## Begin Provided data
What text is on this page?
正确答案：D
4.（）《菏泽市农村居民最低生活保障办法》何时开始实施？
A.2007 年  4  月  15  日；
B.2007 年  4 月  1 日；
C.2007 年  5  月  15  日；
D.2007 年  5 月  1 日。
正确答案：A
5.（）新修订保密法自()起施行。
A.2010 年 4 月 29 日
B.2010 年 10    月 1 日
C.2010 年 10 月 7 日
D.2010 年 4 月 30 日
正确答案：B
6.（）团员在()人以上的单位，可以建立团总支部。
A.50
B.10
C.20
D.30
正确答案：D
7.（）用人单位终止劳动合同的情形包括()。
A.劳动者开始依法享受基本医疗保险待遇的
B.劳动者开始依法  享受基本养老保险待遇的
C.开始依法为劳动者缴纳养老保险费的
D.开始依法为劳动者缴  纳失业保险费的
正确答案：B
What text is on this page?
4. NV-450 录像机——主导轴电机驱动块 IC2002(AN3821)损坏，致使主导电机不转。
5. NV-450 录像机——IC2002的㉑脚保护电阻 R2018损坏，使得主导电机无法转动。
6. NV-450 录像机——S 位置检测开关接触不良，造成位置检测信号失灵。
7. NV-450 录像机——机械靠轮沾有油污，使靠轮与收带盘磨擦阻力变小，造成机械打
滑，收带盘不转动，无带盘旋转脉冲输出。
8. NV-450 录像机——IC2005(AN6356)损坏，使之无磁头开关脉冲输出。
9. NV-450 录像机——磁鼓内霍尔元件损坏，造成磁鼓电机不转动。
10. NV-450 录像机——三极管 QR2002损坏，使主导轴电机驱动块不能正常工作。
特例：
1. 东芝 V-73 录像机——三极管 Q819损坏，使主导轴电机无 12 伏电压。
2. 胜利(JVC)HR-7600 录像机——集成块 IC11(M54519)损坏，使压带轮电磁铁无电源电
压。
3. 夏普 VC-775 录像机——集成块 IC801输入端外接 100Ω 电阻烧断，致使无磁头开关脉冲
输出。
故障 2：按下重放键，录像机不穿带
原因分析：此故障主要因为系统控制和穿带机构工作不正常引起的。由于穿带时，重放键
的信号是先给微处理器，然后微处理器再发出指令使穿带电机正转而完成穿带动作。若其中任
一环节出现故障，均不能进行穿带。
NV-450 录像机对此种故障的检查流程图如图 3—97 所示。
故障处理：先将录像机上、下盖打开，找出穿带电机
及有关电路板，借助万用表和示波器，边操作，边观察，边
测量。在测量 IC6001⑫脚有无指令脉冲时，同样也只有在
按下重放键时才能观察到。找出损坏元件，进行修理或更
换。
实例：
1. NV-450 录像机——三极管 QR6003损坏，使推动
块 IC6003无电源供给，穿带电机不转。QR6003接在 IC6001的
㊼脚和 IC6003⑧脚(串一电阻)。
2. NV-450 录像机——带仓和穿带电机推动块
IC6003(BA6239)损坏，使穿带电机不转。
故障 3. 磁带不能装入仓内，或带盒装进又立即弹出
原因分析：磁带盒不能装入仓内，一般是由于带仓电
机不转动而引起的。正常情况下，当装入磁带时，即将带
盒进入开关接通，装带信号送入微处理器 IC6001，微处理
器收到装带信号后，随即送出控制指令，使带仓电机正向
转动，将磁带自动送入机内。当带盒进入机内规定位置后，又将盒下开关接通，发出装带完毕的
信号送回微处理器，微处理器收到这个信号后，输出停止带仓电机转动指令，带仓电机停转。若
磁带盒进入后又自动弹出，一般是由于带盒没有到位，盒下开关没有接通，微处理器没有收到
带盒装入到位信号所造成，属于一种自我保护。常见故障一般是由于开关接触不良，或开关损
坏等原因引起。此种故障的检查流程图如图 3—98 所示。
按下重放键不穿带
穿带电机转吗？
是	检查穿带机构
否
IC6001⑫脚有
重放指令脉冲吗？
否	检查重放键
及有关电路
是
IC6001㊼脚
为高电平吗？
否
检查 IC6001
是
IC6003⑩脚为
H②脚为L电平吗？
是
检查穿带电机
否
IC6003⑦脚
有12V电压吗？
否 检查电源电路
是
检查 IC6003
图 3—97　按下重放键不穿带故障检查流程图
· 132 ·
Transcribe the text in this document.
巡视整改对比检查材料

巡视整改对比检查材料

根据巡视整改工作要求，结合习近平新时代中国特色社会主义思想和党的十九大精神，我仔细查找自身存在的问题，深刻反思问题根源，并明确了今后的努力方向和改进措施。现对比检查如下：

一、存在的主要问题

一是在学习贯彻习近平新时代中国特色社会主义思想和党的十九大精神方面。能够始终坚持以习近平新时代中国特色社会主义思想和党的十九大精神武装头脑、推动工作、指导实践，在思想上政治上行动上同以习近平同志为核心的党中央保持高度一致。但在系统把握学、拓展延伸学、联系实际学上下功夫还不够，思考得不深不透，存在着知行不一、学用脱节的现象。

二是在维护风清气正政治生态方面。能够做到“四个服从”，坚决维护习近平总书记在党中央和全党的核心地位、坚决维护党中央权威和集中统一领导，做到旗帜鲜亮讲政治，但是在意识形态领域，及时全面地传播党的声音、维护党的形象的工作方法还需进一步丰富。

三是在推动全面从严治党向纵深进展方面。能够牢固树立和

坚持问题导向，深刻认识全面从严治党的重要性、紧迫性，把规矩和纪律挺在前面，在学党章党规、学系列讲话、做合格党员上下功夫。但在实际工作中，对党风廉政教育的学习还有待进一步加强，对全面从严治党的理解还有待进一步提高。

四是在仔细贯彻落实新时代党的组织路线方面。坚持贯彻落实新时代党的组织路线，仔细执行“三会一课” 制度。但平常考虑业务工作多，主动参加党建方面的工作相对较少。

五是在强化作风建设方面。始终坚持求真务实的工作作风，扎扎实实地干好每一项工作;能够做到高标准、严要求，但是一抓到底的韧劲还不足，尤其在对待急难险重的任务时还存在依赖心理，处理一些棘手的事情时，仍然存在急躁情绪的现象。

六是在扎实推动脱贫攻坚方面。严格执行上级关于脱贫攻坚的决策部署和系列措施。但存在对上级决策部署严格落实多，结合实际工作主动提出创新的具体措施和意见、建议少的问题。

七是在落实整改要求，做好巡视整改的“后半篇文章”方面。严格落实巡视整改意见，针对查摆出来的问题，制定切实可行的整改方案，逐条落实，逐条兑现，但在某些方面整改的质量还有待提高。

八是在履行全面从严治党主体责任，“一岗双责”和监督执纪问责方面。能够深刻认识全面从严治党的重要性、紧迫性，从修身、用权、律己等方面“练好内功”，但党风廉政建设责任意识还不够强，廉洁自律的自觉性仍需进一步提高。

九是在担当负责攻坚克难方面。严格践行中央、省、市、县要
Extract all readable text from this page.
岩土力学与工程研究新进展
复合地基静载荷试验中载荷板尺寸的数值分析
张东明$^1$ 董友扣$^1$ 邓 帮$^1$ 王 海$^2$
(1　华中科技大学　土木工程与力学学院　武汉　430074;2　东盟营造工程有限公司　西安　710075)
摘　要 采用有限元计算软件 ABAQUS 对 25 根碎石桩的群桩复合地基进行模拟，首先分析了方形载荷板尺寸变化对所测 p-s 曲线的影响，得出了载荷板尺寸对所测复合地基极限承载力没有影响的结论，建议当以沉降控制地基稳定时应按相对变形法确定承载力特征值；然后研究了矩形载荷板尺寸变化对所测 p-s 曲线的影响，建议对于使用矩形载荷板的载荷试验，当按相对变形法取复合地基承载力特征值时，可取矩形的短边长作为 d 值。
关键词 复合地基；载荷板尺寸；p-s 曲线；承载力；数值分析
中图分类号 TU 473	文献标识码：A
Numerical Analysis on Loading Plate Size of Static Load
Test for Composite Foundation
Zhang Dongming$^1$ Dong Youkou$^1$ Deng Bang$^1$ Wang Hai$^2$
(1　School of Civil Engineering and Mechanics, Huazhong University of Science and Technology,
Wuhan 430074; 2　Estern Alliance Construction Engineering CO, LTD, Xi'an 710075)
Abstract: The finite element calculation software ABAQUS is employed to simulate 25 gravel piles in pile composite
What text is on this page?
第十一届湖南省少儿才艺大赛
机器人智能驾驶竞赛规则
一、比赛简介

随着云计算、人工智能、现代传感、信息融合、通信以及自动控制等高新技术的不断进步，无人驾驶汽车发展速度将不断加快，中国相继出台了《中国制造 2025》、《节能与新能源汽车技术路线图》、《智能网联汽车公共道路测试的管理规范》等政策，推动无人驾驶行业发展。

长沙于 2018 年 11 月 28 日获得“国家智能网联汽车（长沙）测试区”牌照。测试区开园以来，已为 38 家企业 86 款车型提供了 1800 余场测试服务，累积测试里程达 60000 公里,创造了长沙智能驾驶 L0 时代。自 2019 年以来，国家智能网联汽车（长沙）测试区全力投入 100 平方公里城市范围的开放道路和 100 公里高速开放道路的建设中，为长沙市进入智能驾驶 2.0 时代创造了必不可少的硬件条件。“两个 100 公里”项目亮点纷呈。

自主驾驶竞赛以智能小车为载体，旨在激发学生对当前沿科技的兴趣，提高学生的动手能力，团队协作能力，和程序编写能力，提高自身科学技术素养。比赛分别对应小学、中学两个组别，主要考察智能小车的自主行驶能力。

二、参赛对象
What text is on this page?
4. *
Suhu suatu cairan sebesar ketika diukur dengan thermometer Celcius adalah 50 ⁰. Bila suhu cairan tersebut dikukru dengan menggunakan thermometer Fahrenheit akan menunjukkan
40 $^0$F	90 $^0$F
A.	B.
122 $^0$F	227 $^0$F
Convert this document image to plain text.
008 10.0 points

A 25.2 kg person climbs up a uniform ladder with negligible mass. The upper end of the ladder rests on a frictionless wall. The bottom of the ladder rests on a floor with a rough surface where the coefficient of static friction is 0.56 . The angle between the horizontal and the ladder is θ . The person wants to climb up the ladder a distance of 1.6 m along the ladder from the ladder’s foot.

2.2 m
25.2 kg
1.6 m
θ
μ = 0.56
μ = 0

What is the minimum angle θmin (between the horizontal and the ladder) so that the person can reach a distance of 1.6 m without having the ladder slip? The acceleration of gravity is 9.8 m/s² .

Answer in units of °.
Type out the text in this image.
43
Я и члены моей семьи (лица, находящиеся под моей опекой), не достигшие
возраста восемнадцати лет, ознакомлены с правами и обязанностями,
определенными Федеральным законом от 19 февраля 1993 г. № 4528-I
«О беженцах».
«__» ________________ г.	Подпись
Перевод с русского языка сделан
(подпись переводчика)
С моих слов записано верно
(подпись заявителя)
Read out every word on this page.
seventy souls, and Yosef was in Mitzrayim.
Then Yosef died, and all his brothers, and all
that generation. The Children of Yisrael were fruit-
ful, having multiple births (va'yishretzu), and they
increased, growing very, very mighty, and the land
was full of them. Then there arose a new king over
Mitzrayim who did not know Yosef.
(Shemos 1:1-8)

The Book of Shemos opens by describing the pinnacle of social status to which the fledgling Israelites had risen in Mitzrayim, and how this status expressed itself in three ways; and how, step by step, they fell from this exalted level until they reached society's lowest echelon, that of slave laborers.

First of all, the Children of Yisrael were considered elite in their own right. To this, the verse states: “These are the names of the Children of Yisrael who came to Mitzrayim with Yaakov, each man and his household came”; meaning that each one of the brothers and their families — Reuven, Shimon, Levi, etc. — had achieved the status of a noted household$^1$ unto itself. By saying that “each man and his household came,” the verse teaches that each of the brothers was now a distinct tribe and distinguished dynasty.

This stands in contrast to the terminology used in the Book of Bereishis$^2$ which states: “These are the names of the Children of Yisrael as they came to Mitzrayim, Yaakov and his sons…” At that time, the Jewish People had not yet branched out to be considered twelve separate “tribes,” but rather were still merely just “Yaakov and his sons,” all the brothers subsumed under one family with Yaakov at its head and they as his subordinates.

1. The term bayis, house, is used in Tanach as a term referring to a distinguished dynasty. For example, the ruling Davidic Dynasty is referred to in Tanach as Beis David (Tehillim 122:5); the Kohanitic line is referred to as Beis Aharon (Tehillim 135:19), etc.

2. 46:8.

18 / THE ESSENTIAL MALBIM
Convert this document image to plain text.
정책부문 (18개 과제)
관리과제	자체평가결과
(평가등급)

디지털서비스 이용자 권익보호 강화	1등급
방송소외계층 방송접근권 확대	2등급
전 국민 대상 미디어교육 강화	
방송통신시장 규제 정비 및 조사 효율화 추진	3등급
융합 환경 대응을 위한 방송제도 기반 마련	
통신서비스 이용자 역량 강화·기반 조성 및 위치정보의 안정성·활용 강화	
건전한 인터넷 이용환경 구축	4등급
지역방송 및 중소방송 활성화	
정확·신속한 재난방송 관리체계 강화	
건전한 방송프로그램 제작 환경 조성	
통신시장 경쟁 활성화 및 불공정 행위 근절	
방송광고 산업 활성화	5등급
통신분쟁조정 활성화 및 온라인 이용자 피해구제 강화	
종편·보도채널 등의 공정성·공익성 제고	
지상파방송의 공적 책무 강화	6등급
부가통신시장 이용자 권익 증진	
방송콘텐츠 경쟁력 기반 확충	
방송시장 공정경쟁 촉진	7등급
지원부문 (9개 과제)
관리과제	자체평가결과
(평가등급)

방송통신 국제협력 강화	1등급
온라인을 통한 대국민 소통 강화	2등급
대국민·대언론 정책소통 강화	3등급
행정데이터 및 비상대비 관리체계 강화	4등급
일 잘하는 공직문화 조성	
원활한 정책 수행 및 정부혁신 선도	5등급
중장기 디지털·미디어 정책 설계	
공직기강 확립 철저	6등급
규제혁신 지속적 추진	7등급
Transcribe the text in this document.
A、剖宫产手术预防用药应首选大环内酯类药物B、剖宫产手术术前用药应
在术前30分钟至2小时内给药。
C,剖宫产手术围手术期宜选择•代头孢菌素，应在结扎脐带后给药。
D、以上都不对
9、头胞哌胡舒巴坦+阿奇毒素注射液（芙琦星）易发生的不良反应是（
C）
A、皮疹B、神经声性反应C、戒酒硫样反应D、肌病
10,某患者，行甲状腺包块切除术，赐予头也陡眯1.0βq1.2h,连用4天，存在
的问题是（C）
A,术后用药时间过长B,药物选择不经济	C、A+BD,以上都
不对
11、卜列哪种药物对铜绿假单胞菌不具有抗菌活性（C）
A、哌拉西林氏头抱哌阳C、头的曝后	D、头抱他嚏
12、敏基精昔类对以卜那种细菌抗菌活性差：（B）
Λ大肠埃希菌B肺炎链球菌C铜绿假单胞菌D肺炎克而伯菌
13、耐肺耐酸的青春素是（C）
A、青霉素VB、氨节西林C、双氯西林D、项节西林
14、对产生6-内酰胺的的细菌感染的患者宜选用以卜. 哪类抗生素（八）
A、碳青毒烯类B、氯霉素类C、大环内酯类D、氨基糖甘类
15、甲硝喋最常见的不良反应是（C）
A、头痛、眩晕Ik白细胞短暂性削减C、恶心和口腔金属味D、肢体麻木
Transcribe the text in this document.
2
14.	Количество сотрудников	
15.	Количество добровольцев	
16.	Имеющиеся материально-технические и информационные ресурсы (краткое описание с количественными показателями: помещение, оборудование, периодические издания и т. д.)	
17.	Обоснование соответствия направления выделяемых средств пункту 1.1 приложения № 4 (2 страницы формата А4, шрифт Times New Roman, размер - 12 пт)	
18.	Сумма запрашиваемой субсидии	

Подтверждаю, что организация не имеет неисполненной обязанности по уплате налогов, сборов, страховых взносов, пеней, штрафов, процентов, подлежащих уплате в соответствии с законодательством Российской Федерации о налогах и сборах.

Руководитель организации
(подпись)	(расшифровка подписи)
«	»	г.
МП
## End Provided data
* _Written instruction_
Provide the number of lines in the entries that include "Engineering", and no other text.

* _Exercise solution_
2